---- ROWS

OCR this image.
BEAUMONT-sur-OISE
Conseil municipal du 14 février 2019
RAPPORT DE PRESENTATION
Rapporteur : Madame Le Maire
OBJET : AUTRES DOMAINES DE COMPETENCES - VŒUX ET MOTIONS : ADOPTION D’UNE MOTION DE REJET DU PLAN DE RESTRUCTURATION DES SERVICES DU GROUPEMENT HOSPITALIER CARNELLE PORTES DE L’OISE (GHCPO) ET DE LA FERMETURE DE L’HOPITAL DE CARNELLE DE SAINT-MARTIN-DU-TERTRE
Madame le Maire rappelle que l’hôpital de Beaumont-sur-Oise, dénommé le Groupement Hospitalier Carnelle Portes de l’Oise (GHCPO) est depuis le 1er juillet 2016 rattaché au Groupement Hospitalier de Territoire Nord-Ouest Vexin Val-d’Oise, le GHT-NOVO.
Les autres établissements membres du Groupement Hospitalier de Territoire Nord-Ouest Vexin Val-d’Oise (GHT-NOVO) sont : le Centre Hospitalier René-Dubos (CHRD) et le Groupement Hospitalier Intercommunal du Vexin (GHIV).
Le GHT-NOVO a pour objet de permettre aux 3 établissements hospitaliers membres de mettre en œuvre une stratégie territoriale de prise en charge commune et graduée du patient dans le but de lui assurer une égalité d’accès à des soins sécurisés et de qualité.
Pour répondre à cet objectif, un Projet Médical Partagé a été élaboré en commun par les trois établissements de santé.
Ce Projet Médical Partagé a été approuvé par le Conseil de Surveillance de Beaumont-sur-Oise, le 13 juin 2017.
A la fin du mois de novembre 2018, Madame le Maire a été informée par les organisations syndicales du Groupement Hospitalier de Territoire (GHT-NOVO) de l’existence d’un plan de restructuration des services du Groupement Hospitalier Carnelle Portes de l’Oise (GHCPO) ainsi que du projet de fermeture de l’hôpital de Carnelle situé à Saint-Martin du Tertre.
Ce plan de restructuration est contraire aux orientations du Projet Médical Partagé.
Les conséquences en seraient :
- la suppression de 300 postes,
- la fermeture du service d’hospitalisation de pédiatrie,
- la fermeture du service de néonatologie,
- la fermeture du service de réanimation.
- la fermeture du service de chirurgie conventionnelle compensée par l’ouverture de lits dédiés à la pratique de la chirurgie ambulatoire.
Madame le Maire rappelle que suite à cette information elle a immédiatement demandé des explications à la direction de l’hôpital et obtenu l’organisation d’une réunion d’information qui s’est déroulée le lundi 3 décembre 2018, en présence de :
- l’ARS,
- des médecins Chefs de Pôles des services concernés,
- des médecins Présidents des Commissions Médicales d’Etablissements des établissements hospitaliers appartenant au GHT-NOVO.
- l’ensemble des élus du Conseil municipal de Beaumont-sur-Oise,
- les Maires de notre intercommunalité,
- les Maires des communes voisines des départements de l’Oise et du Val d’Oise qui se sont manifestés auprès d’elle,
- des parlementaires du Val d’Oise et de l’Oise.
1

--------

Copy every line of the listing that contains the word "hospitaliers".

Le GHT-NOVO a pour objet de permettre aux 3 établissements hospitaliers membres de mettre en œuvre une stratégie territoriale de prise en charge commune et graduée du patient dans le but de lui assurer une égalité d’accès à des soins sécurisés et de qualité.
- des médecins Présidents des Commissions Médicales d’Etablissements des établissements hospitaliers appartenant au GHT-NOVO.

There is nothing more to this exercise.